▶ _Description of the task_
Count the lines in the records below that contain the word "serving", and reply with only that number.

▶ _Entries supplied_
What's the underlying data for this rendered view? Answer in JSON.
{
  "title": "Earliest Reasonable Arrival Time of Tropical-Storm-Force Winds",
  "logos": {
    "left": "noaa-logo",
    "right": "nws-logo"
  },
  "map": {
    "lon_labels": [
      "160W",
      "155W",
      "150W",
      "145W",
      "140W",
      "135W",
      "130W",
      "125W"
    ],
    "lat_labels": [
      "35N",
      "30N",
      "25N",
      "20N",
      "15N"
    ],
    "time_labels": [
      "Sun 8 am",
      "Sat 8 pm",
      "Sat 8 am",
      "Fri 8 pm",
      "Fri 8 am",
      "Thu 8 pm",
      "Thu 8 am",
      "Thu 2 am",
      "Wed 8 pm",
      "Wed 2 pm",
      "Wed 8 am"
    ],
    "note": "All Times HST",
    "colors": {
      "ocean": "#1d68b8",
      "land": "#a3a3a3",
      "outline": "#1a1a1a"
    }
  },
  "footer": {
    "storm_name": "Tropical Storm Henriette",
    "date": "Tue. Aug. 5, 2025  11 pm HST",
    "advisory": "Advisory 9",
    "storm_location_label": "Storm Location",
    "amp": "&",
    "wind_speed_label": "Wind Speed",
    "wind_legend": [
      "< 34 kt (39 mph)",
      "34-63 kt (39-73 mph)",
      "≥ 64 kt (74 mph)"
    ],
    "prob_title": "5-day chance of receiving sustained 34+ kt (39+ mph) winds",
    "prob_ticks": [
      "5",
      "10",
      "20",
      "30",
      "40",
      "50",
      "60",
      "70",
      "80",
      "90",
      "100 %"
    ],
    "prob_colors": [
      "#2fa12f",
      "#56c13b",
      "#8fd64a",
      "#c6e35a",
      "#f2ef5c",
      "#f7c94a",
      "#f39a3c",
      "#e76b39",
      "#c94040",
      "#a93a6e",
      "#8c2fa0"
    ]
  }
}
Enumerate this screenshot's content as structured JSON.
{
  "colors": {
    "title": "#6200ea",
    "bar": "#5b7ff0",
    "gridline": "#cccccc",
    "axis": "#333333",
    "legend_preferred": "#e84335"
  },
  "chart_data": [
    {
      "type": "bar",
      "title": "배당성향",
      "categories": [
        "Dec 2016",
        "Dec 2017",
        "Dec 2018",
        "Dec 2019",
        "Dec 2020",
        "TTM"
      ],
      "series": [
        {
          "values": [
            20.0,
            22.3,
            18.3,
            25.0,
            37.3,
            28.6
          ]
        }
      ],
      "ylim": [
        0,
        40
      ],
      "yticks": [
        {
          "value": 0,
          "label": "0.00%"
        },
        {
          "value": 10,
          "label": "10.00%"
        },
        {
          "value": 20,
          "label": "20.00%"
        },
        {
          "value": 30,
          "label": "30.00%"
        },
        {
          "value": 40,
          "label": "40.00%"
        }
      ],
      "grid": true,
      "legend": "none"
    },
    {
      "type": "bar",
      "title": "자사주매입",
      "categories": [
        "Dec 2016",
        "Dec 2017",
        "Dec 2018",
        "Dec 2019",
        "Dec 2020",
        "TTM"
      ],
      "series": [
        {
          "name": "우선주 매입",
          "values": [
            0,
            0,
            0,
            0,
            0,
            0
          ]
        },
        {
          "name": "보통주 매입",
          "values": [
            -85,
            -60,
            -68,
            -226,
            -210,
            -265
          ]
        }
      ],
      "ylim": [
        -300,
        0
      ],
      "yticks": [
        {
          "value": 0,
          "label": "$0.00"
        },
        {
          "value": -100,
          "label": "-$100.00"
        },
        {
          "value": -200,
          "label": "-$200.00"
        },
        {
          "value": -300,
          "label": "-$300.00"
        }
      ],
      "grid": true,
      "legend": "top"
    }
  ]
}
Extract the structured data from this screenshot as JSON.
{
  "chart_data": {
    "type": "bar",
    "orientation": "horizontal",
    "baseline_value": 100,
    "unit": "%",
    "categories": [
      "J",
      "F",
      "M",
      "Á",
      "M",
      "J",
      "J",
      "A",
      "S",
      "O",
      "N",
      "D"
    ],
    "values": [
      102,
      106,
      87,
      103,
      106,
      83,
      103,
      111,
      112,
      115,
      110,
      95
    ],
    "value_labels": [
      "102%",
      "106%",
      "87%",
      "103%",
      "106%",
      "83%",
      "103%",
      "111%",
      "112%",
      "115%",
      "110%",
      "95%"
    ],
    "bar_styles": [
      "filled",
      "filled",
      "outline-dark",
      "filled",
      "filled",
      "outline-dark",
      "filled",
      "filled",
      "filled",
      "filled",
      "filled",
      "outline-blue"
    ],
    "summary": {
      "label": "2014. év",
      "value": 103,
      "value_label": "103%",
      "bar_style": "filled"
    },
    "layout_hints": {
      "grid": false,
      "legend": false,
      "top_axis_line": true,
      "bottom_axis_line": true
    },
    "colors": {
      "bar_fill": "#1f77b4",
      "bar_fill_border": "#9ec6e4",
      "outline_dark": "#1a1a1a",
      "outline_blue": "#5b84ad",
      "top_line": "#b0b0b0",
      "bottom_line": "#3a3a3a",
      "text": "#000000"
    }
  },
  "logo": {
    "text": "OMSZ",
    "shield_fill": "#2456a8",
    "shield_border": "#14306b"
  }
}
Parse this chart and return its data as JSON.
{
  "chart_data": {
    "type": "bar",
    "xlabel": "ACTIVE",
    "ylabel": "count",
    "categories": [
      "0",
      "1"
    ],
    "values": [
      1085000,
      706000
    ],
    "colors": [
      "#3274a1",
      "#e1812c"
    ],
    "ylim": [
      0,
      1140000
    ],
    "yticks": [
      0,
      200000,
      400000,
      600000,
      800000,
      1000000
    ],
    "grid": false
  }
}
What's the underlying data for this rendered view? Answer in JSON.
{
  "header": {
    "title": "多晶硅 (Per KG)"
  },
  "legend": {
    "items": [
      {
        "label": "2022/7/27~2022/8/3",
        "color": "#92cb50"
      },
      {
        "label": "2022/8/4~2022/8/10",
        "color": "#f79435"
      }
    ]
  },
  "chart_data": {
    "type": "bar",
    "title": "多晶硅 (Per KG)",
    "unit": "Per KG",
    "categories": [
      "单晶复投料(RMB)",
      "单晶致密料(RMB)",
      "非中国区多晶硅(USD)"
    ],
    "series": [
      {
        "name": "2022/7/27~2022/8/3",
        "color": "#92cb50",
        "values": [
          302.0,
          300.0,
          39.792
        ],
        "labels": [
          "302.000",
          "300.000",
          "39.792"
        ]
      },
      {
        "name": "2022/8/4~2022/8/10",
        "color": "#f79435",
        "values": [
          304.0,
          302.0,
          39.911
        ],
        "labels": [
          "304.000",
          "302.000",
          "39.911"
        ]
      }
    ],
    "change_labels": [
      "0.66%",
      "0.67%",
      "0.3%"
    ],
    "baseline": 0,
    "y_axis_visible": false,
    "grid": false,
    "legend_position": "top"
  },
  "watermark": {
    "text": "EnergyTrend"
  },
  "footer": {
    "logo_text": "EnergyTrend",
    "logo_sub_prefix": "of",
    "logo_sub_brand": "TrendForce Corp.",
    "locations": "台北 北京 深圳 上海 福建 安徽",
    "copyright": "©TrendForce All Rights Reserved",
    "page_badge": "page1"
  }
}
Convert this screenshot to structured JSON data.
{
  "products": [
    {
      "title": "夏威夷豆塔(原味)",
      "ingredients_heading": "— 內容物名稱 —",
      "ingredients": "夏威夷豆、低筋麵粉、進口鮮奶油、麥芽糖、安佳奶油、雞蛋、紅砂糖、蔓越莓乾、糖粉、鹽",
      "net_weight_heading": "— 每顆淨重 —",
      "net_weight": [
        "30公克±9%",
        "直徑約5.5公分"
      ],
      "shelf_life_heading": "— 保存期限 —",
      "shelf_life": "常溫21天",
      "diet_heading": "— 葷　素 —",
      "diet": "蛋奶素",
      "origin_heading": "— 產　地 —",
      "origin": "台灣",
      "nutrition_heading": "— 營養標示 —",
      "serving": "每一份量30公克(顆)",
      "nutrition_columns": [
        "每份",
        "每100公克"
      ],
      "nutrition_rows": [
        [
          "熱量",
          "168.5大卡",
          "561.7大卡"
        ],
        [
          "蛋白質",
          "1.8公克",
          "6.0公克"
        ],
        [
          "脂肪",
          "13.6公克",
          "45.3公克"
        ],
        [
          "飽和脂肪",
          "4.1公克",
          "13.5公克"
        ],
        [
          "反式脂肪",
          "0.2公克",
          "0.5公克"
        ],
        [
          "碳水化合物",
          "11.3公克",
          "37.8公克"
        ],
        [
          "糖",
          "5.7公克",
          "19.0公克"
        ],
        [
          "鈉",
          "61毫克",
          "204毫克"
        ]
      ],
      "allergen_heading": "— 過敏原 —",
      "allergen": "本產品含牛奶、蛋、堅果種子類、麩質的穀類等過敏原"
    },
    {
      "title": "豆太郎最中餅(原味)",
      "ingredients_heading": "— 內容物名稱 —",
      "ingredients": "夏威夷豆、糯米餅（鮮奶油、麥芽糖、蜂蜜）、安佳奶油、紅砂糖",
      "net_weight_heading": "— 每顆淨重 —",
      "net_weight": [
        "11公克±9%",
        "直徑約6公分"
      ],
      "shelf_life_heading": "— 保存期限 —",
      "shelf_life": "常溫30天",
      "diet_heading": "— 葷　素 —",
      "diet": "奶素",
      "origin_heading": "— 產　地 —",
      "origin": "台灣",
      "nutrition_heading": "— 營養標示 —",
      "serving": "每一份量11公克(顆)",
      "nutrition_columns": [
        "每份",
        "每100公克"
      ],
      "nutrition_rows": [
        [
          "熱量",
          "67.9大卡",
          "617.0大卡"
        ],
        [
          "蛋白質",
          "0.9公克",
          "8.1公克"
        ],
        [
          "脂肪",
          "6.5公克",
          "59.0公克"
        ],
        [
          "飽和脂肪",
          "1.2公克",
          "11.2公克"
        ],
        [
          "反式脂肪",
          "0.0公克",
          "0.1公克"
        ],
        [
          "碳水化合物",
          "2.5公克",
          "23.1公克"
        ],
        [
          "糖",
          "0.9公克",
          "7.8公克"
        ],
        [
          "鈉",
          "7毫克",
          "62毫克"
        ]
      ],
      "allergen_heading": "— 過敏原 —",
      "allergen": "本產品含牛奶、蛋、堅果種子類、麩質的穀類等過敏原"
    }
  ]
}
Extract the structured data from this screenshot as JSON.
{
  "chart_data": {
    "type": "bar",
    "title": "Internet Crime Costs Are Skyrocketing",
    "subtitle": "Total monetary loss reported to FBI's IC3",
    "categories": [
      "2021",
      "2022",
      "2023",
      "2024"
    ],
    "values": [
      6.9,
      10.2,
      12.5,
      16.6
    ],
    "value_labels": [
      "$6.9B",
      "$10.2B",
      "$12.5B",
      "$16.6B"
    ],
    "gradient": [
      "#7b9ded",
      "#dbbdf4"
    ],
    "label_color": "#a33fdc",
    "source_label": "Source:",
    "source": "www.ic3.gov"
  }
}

▶ _Final answer_
2